-- Dataset content start --
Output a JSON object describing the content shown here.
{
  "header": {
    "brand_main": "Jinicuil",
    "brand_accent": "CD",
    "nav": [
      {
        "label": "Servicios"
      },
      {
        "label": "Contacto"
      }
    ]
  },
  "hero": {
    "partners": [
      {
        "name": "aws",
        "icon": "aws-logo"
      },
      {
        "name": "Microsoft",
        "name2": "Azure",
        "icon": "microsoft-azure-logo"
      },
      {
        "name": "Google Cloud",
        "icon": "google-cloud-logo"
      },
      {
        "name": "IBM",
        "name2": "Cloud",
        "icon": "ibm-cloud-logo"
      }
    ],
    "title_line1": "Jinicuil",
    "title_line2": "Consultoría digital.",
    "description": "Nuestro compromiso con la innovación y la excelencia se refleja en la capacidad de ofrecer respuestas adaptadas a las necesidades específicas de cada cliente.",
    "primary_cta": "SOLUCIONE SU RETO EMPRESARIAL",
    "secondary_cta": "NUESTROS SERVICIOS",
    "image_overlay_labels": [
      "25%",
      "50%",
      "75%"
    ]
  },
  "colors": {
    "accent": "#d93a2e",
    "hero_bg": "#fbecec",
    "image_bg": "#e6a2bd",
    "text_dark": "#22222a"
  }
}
-- Dataset content end --
▸ Task requirements:
Write the material out again word for word.

▸ Final result:
Output a JSON object describing the content shown here.
{
  "header": {
    "brand_main": "Jinicuil",
    "brand_accent": "CD",
    "nav": [
      {
        "label": "Servicios"
      },
      {
        "label": "Contacto"
      }
    ]
  },
  "hero": {
    "partners": [
      {
        "name": "aws",
        "icon": "aws-logo"
      },
      {
        "name": "Microsoft",
        "name2": "Azure",
        "icon": "microsoft-azure-logo"
      },
      {
        "name": "Google Cloud",
        "icon": "google-cloud-logo"
      },
      {
        "name": "IBM",
        "name2": "Cloud",
        "icon": "ibm-cloud-logo"
      }
    ],
    "title_line1": "Jinicuil",
    "title_line2": "Consultoría digital.",
    "description": "Nuestro compromiso con la innovación y la excelencia se refleja en la capacidad de ofrecer respuestas adaptadas a las necesidades específicas de cada cliente.",
    "primary_cta": "SOLUCIONE SU RETO EMPRESARIAL",
    "secondary_cta": "NUESTROS SERVICIOS",
    "image_overlay_labels": [
      "25%",
      "50%",
      "75%"
    ]
  },
  "colors": {
    "accent": "#d93a2e",
    "hero_bg": "#fbecec",
    "image_bg": "#e6a2bd",
    "text_dark": "#22222a"
  }
}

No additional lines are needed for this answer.